Start of Material to process

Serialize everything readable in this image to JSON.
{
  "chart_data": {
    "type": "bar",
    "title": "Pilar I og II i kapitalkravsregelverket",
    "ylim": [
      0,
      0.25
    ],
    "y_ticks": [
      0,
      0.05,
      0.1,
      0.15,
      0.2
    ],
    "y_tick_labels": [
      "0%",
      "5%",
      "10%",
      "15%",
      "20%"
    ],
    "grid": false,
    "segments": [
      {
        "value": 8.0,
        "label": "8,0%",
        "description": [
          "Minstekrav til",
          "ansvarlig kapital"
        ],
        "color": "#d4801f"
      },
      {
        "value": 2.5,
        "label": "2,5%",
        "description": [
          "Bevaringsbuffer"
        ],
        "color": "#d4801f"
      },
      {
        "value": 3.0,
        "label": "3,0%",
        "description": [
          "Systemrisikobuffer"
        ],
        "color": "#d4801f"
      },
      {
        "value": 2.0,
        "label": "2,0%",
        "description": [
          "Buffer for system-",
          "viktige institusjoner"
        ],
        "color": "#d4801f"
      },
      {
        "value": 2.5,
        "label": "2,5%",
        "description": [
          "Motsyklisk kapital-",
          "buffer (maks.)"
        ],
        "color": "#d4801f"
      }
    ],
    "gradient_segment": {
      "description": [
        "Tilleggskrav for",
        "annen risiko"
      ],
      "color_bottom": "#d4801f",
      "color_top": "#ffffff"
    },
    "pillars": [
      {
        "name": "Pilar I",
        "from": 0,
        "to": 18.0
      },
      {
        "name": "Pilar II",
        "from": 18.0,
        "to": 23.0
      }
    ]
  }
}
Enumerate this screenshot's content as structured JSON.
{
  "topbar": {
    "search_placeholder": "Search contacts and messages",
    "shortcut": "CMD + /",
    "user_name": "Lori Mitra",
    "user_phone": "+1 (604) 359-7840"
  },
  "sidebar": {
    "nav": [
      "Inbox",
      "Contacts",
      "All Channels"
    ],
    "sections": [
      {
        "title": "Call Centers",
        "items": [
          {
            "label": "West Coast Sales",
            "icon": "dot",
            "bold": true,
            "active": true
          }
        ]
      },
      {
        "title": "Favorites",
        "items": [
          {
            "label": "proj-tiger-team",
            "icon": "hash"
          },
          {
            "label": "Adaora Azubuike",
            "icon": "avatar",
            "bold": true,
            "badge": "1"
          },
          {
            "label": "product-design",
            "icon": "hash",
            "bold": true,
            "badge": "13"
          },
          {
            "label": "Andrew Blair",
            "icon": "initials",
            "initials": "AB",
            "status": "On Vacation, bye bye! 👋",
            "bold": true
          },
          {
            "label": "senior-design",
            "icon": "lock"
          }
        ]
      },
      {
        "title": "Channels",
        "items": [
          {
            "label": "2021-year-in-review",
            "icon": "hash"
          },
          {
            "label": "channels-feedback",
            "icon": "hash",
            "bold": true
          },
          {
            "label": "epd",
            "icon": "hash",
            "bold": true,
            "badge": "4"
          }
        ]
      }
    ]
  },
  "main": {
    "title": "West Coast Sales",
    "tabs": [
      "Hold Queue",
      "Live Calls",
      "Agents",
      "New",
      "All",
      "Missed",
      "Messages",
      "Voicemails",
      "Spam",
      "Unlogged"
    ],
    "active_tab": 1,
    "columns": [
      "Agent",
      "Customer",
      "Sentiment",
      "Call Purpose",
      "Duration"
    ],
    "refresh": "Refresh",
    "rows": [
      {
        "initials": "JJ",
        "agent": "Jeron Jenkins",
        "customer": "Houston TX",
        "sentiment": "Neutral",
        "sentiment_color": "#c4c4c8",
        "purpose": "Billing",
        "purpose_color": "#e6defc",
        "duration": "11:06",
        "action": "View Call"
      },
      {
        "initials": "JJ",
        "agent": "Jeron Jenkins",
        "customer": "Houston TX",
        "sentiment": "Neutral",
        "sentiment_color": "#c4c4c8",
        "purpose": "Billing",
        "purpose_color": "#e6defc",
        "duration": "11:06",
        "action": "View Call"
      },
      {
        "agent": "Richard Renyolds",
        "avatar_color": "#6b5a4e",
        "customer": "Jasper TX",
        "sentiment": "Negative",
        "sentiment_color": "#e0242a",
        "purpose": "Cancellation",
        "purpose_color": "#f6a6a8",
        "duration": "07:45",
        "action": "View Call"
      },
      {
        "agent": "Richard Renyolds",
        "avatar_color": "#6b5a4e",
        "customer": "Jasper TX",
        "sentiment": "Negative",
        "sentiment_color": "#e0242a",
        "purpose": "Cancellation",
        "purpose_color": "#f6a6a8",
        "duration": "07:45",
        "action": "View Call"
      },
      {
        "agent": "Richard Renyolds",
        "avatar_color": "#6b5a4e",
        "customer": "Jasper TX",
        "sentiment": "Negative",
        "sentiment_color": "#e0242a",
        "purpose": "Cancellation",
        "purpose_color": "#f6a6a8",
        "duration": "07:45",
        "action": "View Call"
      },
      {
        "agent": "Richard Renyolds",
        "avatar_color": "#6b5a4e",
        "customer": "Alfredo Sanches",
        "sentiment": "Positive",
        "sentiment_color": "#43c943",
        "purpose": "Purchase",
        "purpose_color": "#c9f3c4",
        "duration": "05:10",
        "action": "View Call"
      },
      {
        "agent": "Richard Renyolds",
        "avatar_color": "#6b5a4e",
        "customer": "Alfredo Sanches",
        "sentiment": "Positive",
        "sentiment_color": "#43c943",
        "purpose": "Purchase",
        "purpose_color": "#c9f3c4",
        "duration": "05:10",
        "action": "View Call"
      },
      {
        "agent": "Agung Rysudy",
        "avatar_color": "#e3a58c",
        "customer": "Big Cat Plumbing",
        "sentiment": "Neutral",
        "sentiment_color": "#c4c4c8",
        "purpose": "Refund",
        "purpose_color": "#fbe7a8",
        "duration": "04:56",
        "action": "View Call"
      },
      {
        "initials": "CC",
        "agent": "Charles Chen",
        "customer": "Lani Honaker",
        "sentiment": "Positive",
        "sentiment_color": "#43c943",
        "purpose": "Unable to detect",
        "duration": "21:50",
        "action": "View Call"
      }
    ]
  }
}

End of Material to process

What you are asked to do
Copy out the whole listing exactly; please set it all down.

Answer to the problem
Serialize everything readable in this image to JSON.
{
  "chart_data": {
    "type": "bar",
    "title": "Pilar I og II i kapitalkravsregelverket",
    "ylim": [
      0,
      0.25
    ],
    "y_ticks": [
      0,
      0.05,
      0.1,
      0.15,
      0.2
    ],
    "y_tick_labels": [
      "0%",
      "5%",
      "10%",
      "15%",
      "20%"
    ],
    "grid": false,
    "segments": [
      {
        "value": 8.0,
        "label": "8,0%",
        "description": [
          "Minstekrav til",
          "ansvarlig kapital"
        ],
        "color": "#d4801f"
      },
      {
        "value": 2.5,
        "label": "2,5%",
        "description": [
          "Bevaringsbuffer"
        ],
        "color": "#d4801f"
      },
      {
        "value": 3.0,
        "label": "3,0%",
        "description": [
          "Systemrisikobuffer"
        ],
        "color": "#d4801f"
      },
      {
        "value": 2.0,
        "label": "2,0%",
        "description": [
          "Buffer for system-",
          "viktige institusjoner"
        ],
        "color": "#d4801f"
      },
      {
        "value": 2.5,
        "label": "2,5%",
        "description": [
          "Motsyklisk kapital-",
          "buffer (maks.)"
        ],
        "color": "#d4801f"
      }
    ],
    "gradient_segment": {
      "description": [
        "Tilleggskrav for",
        "annen risiko"
      ],
      "color_bottom": "#d4801f",
      "color_top": "#ffffff"
    },
    "pillars": [
      {
        "name": "Pilar I",
        "from": 0,
        "to": 18.0
      },
      {
        "name": "Pilar II",
        "from": 18.0,
        "to": 23.0
      }
    ]
  }
}
Enumerate this screenshot's content as structured JSON.
{
  "topbar": {
    "search_placeholder": "Search contacts and messages",
    "shortcut": "CMD + /",
    "user_name": "Lori Mitra",
    "user_phone": "+1 (604) 359-7840"
  },
  "sidebar": {
    "nav": [
      "Inbox",
      "Contacts",
      "All Channels"
    ],
    "sections": [
      {
        "title": "Call Centers",
        "items": [
          {
            "label": "West Coast Sales",
            "icon": "dot",
            "bold": true,
            "active": true
          }
        ]
      },
      {
        "title": "Favorites",
        "items": [
          {
            "label": "proj-tiger-team",
            "icon": "hash"
          },
          {
            "label": "Adaora Azubuike",
            "icon": "avatar",
            "bold": true,
            "badge": "1"
          },
          {
            "label": "product-design",
            "icon": "hash",
            "bold": true,
            "badge": "13"
          },
          {
            "label": "Andrew Blair",
            "icon": "initials",
            "initials": "AB",
            "status": "On Vacation, bye bye! 👋",
            "bold": true
          },
          {
            "label": "senior-design",
            "icon": "lock"
          }
        ]
      },
      {
        "title": "Channels",
        "items": [
          {
            "label": "2021-year-in-review",
            "icon": "hash"
          },
          {
            "label": "channels-feedback",
            "icon": "hash",
            "bold": true
          },
          {
            "label": "epd",
            "icon": "hash",
            "bold": true,
            "badge": "4"
          }
        ]
      }
    ]
  },
  "main": {
    "title": "West Coast Sales",
    "tabs": [
      "Hold Queue",
      "Live Calls",
      "Agents",
      "New",
      "All",
      "Missed",
      "Messages",
      "Voicemails",
      "Spam",
      "Unlogged"
    ],
    "active_tab": 1,
    "columns": [
      "Agent",
      "Customer",
      "Sentiment",
      "Call Purpose",
      "Duration"
    ],
    "refresh": "Refresh",
    "rows": [
      {
        "initials": "JJ",
        "agent": "Jeron Jenkins",
        "customer": "Houston TX",
        "sentiment": "Neutral",
        "sentiment_color": "#c4c4c8",
        "purpose": "Billing",
        "purpose_color": "#e6defc",
        "duration": "11:06",
        "action": "View Call"
      },
      {
        "initials": "JJ",
        "agent": "Jeron Jenkins",
        "customer": "Houston TX",
        "sentiment": "Neutral",
        "sentiment_color": "#c4c4c8",
        "purpose": "Billing",
        "purpose_color": "#e6defc",
        "duration": "11:06",
        "action": "View Call"
      },
      {
        "agent": "Richard Renyolds",
        "avatar_color": "#6b5a4e",
        "customer": "Jasper TX",
        "sentiment": "Negative",
        "sentiment_color": "#e0242a",
        "purpose": "Cancellation",
        "purpose_color": "#f6a6a8",
        "duration": "07:45",
        "action": "View Call"
      },
      {
        "agent": "Richard Renyolds",
        "avatar_color": "#6b5a4e",
        "customer": "Jasper TX",
        "sentiment": "Negative",
        "sentiment_color": "#e0242a",
        "purpose": "Cancellation",
        "purpose_color": "#f6a6a8",
        "duration": "07:45",
        "action": "View Call"
      },
      {
        "agent": "Richard Renyolds",
        "avatar_color": "#6b5a4e",
        "customer": "Jasper TX",
        "sentiment": "Negative",
        "sentiment_color": "#e0242a",
        "purpose": "Cancellation",
        "purpose_color": "#f6a6a8",
        "duration": "07:45",
        "action": "View Call"
      },
      {
        "agent": "Richard Renyolds",
        "avatar_color": "#6b5a4e",
        "customer": "Alfredo Sanches",
        "sentiment": "Positive",
        "sentiment_color": "#43c943",
        "purpose": "Purchase",
        "purpose_color": "#c9f3c4",
        "duration": "05:10",
        "action": "View Call"
      },
      {
        "agent": "Richard Renyolds",
        "avatar_color": "#6b5a4e",
        "customer": "Alfredo Sanches",
        "sentiment": "Positive",
        "sentiment_color": "#43c943",
        "purpose": "Purchase",
        "purpose_color": "#c9f3c4",
        "duration": "05:10",
        "action": "View Call"
      },
      {
        "agent": "Agung Rysudy",
        "avatar_color": "#e3a58c",
        "customer": "Big Cat Plumbing",
        "sentiment": "Neutral",
        "sentiment_color": "#c4c4c8",
        "purpose": "Refund",
        "purpose_color": "#fbe7a8",
        "duration": "04:56",
        "action": "View Call"
      },
      {
        "initials": "CC",
        "agent": "Charles Chen",
        "customer": "Lani Honaker",
        "sentiment": "Positive",
        "sentiment_color": "#43c943",
        "purpose": "Unable to detect",
        "duration": "21:50",
        "action": "View Call"
      }
    ]
  }
}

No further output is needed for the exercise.